**Exercise 1:**
Turn the records starting at the line that contains "identify all the" and ending at the line that contains "photo-stage bbox=[0, 0, 900, 900]" into a numbered list, leaving out blank lines and the pictures.

**Document:**
..............................

Dancing in the Movies: Thoughts on “Pina,” “Balanchine in Paris” and “Joffrey: Mavericks of American Dance”
It’s no secret that film, HD, and live broadcasts are becoming an increasingly visible, and vibrant, part of the dance scene worldwide. At the same time, dance on television withers away. Shows like “Dance in America” had a far wider appeal, and were shown more often, when I was a kid in the eighties than they are now. They have become an anomaly, and the general ecology of dance is the poorer for it. These prime-time programs are being increasingly replaced by one-time-only live broadcasts at movie theatres, which reach a relatively limited number of cities and towns. My parents, for example, would have to travel at least an hour to see Emerging Pictures’ March 18 screening of the Bolshoi’s “Le Corsaire” at a small repertory cinema with hard wooden seats. If this were a performance with were real, live, breathing dancers on a stage, they might well make the trip; for a movie, even a live broadcast of Alexei’s Ratmansky’s recent staging, I’d put the odds at less than 30%, at best.
And now, with the success of Wim Wenders’ “Pina,” 3D has entered into the discussion. Everyone talks about how unsatisfying it is to watch dance on film, and to a certain extent I agree. In performances recorded on sound stages, the dancers tend to look cramped, and the camera always seems to be either too close or too far. You don’t really feel the weight and amplitude of the movement on a screen; the music seems disconnected from the steps, as if it came from a recording rather than an orchestra playing in the same space (as it often does). But still, it’s better than nothing.
In fact, I’ve rather enjoyed the recent live HD screenings from various theatres around the world, most notably the Bolshoi, which is actively pushing the medium, in a kind of drive for world ballet domination (just kidding, sort of). The technology for live broadcasting has improved a great deal, and it is a thrill to peek into these vast, glittering theatres, and to form an impression of national and company styles, and of the various abilities and attributes of dancers we wouldn’t otherwise get to see. The images onscreen are crisp, the dimensions larger-than-life; the multiple cameras offer several points of view (though the editing also sometimes misses crucial passages), as if one were sitting in both the orchestra seats and the balcony at once. You get to see faces and feet, but also shifting, beautiful, geometric floor patterns. Would that New York City Ballet, which now has a sophisticated media suite thanks to the State Theatre’s David Koch-financed renovation, would devote energy and money to broadcasting its fine dancers and rich repertoire. (There are surely union issues to be resolved, but it would be worth it.) This past fall, Live at Lincoln Center broadcast “The Nutcracker” over PBS’s network of stations, but used its own movable media facilities, stationed in a trailer parked outside of the theatre. Let’s hope the company can pick up where they left off.

..............................

**Exercise 2:**
Answer these questions from the essay on dance in the movies.
(a) On what date was Emerging Pictures' screening of the Bolshoi's "Le Corsaire"?
(b) Whose film brought 3D into the discussion?
(c) Over what network did Live at Lincoln Center broadcast "The Nutcracker"?

**Input material:**
..............................

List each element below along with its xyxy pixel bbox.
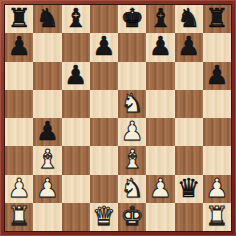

..............................

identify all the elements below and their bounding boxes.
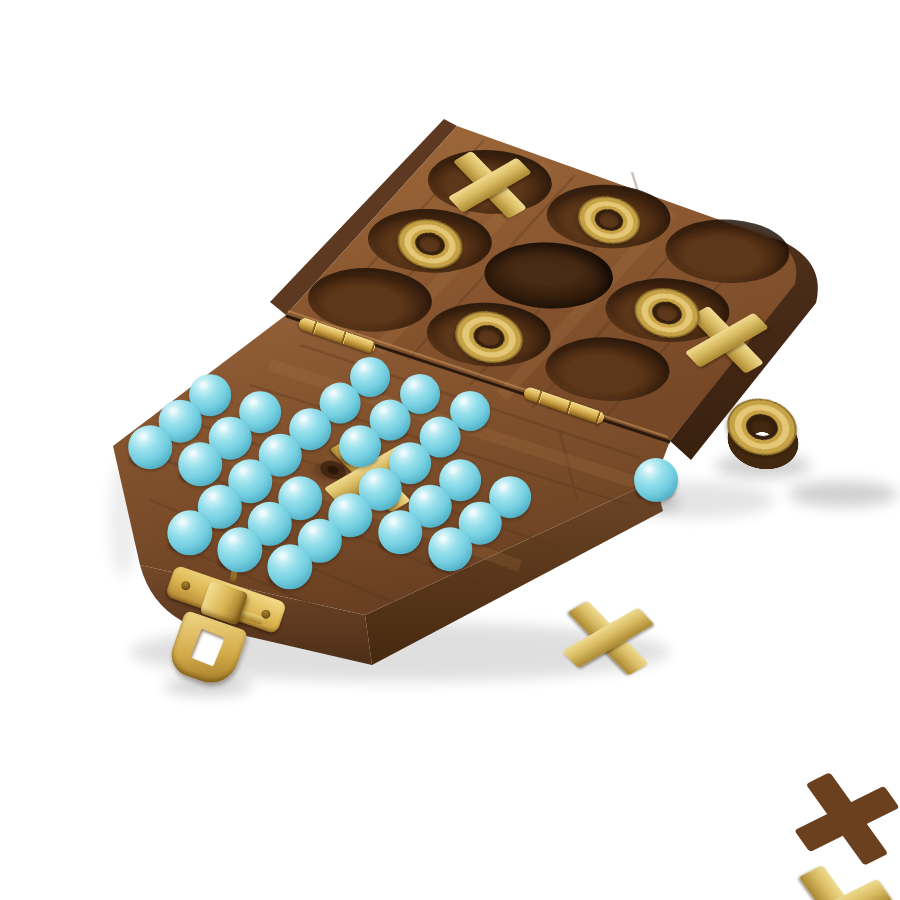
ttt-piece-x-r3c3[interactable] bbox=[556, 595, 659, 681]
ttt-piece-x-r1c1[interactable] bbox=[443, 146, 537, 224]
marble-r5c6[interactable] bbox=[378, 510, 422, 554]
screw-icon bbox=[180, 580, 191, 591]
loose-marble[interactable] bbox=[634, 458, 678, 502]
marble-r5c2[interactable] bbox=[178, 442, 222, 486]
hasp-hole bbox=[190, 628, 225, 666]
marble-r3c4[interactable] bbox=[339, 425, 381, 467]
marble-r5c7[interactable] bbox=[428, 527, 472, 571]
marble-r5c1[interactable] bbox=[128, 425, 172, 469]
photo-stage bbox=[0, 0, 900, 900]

..............................

**Answer 1:**
1. identify all the elements below and their bounding boxes.
2. ttt-piece-x-r3c3[interactable] bbox=[556, 595, 659, 681]
3. ttt-piece-x-r1c1[interactable] bbox=[443, 146, 537, 224]
4. marble-r5c6[interactable] bbox=[378, 510, 422, 554]
5. screw-icon bbox=[180, 580, 191, 591]
6. loose-marble[interactable] bbox=[634, 458, 678, 502]
7. marble-r5c2[interactable] bbox=[178, 442, 222, 486]
8. hasp-hole bbox=[190, 628, 225, 666]
9. marble-r3c4[interactable] bbox=[339, 425, 381, 467]
10. marble-r5c7[interactable] bbox=[428, 527, 472, 571]
11. marble-r5c1[interactable] bbox=[128, 425, 172, 469]
12. photo-stage bbox=[0, 0, 900, 900]

**Answer 2:**
(a) March 18
(b) Wim Wenders' ("Pina")
(c) PBS's network of stations